───── Entries provided
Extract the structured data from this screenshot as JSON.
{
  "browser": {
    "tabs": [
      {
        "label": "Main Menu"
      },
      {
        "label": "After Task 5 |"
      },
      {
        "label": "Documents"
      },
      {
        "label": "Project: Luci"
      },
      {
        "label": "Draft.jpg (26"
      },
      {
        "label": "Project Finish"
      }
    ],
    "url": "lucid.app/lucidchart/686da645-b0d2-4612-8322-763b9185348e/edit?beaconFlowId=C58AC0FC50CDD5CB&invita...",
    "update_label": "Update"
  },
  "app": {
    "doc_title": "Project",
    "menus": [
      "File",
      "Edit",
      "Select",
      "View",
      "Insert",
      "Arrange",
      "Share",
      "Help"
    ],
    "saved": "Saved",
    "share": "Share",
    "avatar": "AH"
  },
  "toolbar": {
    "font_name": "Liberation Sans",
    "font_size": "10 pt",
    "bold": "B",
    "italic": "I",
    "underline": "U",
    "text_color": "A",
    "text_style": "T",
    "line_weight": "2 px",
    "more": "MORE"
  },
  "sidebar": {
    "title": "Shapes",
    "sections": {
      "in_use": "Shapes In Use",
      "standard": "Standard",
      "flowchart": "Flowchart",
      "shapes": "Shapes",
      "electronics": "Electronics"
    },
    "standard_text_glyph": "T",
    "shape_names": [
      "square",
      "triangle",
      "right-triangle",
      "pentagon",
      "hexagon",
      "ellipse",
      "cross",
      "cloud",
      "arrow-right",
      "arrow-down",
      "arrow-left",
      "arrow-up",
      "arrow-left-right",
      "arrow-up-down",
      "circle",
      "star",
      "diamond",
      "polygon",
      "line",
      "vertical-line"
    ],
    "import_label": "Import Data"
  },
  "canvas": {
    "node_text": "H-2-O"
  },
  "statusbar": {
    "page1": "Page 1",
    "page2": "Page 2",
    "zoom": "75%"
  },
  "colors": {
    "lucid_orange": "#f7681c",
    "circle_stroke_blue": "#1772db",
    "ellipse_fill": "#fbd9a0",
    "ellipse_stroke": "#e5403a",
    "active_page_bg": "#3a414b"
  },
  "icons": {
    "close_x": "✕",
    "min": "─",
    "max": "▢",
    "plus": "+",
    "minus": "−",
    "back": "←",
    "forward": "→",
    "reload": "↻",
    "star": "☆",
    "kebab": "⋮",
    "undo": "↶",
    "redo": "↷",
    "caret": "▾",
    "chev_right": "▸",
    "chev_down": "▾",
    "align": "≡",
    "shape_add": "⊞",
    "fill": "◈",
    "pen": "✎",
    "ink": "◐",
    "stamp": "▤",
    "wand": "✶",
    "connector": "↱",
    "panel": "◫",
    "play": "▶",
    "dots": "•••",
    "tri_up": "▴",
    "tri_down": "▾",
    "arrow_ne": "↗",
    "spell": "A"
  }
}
──────────
• Set problem:
From the records above, extract everything verbatim.

• Task response:
Extract the structured data from this screenshot as JSON.
{
  "browser": {
    "tabs": [
      {
        "label": "Main Menu"
      },
      {
        "label": "After Task 5 |"
      },
      {
        "label": "Documents"
      },
      {
        "label": "Project: Luci"
      },
      {
        "label": "Draft.jpg (26"
      },
      {
        "label": "Project Finish"
      }
    ],
    "url": "lucid.app/lucidchart/686da645-b0d2-4612-8322-763b9185348e/edit?beaconFlowId=C58AC0FC50CDD5CB&invita...",
    "update_label": "Update"
  },
  "app": {
    "doc_title": "Project",
    "menus": [
      "File",
      "Edit",
      "Select",
      "View",
      "Insert",
      "Arrange",
      "Share",
      "Help"
    ],
    "saved": "Saved",
    "share": "Share",
    "avatar": "AH"
  },
  "toolbar": {
    "font_name": "Liberation Sans",
    "font_size": "10 pt",
    "bold": "B",
    "italic": "I",
    "underline": "U",
    "text_color": "A",
    "text_style": "T",
    "line_weight": "2 px",
    "more": "MORE"
  },
  "sidebar": {
    "title": "Shapes",
    "sections": {
      "in_use": "Shapes In Use",
      "standard": "Standard",
      "flowchart": "Flowchart",
      "shapes": "Shapes",
      "electronics": "Electronics"
    },
    "standard_text_glyph": "T",
    "shape_names": [
      "square",
      "triangle",
      "right-triangle",
      "pentagon",
      "hexagon",
      "ellipse",
      "cross",
      "cloud",
      "arrow-right",
      "arrow-down",
      "arrow-left",
      "arrow-up",
      "arrow-left-right",
      "arrow-up-down",
      "circle",
      "star",
      "diamond",
      "polygon",
      "line",
      "vertical-line"
    ],
    "import_label": "Import Data"
  },
  "canvas": {
    "node_text": "H-2-O"
  },
  "statusbar": {
    "page1": "Page 1",
    "page2": "Page 2",
    "zoom": "75%"
  },
  "colors": {
    "lucid_orange": "#f7681c",
    "circle_stroke_blue": "#1772db",
    "ellipse_fill": "#fbd9a0",
    "ellipse_stroke": "#e5403a",
    "active_page_bg": "#3a414b"
  },
  "icons": {
    "close_x": "✕",
    "min": "─",
    "max": "▢",
    "plus": "+",
    "minus": "−",
    "back": "←",
    "forward": "→",
    "reload": "↻",
    "star": "☆",
    "kebab": "⋮",
    "undo": "↶",
    "redo": "↷",
    "caret": "▾",
    "chev_right": "▸",
    "chev_down": "▾",
    "align": "≡",
    "shape_add": "⊞",
    "fill": "◈",
    "pen": "✎",
    "ink": "◐",
    "stamp": "▤",
    "wand": "✶",
    "connector": "↱",
    "panel": "◫",
    "play": "▶",
    "dots": "•••",
    "tri_up": "▴",
    "tri_down": "▾",
    "arrow_ne": "↗",
    "spell": "A"
  }
}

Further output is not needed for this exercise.